→ EXERCISE DETAILS
Copy each line below that includes "材料规格".

→ DATA FOR PROCESSING
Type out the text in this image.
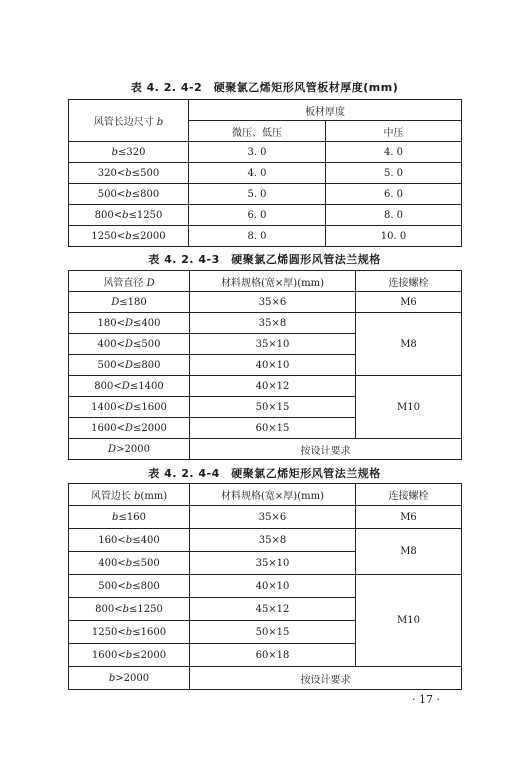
表 4. 2. 4-2　硬聚氯乙烯矩形风管板材厚度(mm)
风管长边尺寸 b	板材厚度	
	微压、低压	中压
b≤320	3. 0	4. 0
320<b≤500	4. 0	5. 0
500<b≤800	5. 0	6. 0
800<b≤1250	6. 0	8. 0
1250<b≤2000	8. 0	10. 0
表 4. 2. 4-3　硬聚氯乙烯圆形风管法兰规格
风管直径 D	材料规格(宽×厚)(mm)	连接螺栓
D≤180	35×6	M6
180<D≤400	35×8	M8
400<D≤500	35×10	
500<D≤800	40×10	
800<D≤1400	40×12	M10
1400<D≤1600	50×15	
1600<D≤2000	60×15	
D>2000	按设计要求	
表 4. 2. 4-4　硬聚氯乙烯矩形风管法兰规格
风管边长 b(mm)	材料规格(宽×厚)(mm)	连接螺栓
b≤160	35×6	M6
160<b≤400	35×8	M8
400<b≤500	35×10	
500<b≤800	40×10	M10
800<b≤1250	45×12	
1250<b≤1600	50×15	
1600<b≤2000	60×18	
b>2000	按设计要求	
· 17 ·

→ FULL SOLUTION
风管直径 D	材料规格(宽×厚)(mm)	连接螺栓
风管边长 b(mm)	材料规格(宽×厚)(mm)	连接螺栓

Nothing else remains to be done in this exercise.